# What the task requires
Extract every line where the string "document" appears.

# Data excerpts
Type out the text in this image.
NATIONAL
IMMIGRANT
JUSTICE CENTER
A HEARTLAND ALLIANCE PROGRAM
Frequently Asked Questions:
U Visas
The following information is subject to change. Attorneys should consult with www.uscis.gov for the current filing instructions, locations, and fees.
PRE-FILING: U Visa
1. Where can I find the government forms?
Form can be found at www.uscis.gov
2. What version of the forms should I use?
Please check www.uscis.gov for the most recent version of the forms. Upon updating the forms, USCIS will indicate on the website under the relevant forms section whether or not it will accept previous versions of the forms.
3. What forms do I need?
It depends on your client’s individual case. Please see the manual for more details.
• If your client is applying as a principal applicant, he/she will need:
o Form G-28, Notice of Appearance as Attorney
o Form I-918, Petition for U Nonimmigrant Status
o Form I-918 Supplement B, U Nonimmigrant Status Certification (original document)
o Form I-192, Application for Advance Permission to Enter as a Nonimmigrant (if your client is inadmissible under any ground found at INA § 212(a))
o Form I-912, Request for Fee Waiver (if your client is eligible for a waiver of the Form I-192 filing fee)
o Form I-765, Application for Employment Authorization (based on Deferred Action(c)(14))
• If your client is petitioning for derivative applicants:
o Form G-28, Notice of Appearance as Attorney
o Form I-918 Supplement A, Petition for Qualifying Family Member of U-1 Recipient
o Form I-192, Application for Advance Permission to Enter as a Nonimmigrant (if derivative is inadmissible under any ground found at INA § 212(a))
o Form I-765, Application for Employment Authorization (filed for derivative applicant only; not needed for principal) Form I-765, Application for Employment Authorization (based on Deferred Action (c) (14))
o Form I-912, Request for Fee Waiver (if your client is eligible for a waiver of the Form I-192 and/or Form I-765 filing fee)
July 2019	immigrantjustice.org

---

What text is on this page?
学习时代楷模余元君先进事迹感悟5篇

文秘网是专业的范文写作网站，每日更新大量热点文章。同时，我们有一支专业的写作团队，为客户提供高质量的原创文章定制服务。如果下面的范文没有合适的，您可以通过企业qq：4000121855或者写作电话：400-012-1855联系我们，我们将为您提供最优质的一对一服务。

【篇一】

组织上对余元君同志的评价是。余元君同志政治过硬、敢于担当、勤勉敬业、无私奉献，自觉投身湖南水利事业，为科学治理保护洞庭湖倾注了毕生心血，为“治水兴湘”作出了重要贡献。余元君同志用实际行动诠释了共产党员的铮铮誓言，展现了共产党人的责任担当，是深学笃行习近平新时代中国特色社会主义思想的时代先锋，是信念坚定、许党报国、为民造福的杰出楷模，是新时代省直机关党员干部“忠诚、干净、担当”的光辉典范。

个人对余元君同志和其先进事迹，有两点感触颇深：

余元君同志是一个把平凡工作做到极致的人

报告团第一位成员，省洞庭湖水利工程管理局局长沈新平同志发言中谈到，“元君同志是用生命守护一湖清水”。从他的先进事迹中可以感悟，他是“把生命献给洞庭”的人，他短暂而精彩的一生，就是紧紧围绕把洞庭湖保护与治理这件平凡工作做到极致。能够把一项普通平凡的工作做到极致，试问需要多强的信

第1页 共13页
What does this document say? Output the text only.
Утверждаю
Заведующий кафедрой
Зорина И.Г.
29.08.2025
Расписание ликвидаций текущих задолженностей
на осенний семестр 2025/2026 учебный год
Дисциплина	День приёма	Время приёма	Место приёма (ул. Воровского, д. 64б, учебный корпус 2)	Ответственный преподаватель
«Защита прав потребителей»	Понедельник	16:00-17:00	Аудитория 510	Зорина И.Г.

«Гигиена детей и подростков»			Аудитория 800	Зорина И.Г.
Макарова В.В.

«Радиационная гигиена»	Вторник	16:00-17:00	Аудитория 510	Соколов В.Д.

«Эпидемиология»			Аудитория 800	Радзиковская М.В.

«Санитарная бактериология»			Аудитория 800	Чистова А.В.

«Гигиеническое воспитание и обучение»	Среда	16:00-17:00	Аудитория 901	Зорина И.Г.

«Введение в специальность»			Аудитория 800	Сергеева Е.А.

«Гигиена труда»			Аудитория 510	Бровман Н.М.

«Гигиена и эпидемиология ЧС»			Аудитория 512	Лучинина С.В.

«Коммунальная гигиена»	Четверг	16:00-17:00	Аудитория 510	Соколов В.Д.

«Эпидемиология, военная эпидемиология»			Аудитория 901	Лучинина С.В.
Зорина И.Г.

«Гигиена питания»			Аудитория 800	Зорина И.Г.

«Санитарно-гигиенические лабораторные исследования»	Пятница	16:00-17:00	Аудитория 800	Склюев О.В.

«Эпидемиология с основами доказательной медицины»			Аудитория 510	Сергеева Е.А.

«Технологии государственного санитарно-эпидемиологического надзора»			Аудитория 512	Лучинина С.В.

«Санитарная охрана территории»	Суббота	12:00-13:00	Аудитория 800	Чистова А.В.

# Exercise solution
o Form I-918 Supplement B, U Nonimmigrant Status Certification (original document)
What does this document say? Output the text only.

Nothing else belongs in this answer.